## Data listing
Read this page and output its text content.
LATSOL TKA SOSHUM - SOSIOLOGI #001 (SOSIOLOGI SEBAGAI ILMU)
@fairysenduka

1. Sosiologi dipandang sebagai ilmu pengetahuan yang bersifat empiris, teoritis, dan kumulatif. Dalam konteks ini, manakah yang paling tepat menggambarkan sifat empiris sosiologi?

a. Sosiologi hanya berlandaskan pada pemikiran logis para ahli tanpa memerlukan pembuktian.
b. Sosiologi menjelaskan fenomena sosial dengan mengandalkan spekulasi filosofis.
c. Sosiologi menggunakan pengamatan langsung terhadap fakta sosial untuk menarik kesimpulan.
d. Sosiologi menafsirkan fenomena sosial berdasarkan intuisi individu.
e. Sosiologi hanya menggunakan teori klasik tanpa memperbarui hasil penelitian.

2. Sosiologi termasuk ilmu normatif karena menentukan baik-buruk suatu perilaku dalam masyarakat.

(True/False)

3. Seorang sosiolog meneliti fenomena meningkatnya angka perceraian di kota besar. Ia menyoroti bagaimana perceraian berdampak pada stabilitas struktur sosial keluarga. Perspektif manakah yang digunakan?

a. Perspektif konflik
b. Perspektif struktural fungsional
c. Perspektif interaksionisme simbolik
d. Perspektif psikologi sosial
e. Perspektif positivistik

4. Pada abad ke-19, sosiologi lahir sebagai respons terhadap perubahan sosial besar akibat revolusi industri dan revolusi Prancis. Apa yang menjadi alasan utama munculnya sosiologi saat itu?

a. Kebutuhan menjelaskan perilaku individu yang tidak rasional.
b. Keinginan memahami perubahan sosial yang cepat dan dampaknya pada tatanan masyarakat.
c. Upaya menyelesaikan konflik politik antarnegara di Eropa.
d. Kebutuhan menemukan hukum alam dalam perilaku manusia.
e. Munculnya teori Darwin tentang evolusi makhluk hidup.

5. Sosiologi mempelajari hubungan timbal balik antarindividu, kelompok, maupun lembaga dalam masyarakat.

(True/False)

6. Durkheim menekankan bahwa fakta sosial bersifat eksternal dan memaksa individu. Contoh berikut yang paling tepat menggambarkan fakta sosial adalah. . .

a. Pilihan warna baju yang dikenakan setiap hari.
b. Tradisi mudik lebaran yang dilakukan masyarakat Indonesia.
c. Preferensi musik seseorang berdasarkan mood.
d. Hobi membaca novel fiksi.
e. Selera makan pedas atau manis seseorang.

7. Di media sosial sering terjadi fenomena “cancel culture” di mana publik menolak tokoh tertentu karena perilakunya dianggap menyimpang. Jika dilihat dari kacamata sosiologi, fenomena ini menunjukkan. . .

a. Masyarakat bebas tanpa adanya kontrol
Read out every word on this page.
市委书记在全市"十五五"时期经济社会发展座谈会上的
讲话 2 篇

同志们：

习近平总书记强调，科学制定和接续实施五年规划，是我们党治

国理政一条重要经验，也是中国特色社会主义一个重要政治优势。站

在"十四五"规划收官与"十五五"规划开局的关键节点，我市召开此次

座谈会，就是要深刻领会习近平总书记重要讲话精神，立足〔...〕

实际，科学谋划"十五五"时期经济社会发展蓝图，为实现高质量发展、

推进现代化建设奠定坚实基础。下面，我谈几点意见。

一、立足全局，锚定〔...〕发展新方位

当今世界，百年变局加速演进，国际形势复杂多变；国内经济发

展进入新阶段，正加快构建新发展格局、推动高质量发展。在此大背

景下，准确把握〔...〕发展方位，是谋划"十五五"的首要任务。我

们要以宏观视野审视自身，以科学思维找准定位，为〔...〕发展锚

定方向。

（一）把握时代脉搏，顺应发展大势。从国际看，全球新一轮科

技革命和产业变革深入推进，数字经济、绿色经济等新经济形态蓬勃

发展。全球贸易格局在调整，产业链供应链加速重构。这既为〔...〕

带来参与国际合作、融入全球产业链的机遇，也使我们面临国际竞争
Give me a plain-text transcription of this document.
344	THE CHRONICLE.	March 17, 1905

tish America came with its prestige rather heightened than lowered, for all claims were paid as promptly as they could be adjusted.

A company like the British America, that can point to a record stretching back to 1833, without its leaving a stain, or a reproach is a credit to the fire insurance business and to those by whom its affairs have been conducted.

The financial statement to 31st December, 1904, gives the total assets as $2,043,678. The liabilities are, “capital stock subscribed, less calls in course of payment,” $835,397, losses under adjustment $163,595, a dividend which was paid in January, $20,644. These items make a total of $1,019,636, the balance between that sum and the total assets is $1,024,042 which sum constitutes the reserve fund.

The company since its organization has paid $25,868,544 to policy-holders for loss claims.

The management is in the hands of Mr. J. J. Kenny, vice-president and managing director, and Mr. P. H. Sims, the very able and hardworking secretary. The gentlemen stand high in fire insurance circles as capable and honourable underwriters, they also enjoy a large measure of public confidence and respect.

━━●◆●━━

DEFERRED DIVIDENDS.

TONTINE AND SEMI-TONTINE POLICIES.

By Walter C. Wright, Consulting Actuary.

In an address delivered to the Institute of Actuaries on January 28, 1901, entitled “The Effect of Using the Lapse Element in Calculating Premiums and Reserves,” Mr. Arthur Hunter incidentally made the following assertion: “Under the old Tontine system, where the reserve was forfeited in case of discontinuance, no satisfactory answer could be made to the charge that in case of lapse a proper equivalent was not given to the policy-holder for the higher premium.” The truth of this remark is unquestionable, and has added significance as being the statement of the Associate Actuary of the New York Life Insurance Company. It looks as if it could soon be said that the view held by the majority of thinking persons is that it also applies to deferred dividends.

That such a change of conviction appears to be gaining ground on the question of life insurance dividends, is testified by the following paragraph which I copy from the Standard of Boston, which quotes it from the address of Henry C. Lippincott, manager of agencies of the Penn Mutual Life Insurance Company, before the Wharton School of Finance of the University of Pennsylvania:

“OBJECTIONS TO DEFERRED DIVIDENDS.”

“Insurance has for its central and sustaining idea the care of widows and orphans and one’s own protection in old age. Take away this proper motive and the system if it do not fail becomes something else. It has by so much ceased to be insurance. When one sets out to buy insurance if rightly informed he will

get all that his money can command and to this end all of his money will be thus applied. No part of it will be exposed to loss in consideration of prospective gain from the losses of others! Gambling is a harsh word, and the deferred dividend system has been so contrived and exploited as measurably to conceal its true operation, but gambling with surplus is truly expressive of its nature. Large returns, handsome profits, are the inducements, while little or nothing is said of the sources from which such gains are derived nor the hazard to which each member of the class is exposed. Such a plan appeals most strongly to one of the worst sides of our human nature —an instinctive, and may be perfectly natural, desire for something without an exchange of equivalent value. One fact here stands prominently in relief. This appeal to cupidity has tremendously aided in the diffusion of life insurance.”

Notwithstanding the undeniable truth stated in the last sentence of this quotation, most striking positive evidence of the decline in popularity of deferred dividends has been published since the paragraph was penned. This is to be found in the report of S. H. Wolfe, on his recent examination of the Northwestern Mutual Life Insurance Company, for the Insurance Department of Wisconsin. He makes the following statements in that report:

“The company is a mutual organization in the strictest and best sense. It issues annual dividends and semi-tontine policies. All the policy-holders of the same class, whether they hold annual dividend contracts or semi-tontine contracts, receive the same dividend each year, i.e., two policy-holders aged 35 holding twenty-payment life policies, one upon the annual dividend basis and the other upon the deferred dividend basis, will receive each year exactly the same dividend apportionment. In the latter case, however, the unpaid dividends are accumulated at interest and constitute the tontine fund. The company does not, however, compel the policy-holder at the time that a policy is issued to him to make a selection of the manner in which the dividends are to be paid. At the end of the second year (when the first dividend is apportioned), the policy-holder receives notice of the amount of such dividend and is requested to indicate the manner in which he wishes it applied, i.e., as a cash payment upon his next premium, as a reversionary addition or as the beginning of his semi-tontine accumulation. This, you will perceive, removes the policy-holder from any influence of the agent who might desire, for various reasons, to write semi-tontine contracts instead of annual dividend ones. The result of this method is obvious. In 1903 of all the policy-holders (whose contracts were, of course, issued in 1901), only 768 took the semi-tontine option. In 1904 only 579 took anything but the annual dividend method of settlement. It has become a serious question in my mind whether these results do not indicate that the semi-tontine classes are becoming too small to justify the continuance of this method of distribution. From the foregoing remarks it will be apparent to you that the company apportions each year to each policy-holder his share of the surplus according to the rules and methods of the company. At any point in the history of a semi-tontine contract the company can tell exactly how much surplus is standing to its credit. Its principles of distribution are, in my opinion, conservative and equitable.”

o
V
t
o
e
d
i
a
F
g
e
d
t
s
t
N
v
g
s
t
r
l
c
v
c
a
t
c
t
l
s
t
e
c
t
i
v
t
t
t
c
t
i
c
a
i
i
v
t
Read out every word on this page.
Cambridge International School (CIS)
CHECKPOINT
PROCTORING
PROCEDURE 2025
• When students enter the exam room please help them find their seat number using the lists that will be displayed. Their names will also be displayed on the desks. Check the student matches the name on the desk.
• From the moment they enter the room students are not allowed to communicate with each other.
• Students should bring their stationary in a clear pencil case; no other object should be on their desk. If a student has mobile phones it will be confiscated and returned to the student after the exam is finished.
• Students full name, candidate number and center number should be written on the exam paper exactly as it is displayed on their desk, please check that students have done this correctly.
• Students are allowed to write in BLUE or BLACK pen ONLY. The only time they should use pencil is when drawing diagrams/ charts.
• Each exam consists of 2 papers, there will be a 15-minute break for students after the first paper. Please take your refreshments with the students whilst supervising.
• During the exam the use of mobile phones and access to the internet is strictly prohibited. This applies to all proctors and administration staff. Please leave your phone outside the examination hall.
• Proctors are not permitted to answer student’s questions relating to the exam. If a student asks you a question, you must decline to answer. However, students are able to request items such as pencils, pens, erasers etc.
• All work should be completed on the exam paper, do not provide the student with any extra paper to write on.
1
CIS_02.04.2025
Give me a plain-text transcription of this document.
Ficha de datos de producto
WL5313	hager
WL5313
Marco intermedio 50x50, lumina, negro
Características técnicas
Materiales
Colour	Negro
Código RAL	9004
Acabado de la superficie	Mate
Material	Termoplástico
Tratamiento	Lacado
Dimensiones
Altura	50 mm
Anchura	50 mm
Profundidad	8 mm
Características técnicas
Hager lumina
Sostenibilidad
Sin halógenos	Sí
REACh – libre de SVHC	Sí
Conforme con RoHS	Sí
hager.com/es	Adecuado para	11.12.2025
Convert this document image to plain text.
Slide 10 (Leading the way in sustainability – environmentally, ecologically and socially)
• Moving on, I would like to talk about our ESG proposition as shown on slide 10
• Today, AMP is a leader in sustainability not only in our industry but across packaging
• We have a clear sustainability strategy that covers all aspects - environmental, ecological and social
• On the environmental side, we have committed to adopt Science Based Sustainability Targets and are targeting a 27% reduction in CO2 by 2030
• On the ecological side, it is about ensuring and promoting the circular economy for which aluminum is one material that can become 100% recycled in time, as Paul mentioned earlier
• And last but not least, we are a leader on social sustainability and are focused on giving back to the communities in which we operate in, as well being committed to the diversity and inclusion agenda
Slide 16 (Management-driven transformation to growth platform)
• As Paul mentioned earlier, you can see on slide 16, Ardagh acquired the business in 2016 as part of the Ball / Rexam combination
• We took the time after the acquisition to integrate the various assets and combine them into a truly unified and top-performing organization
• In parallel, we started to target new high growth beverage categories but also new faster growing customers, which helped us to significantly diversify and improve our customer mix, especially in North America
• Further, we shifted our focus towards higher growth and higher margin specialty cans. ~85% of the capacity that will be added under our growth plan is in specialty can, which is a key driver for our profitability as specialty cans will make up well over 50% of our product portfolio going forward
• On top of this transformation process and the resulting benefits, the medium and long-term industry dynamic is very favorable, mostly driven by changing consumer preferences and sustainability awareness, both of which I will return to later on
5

## What the task requires
Find the lines above that include the string "about" and copy them.

## The result
• Moving on, I would like to talk about our ESG proposition as shown on slide 10
• On the ecological side, it is about ensuring and promoting the circular economy for which aluminum is one material that can become 100% recycled in time, as Paul mentioned earlier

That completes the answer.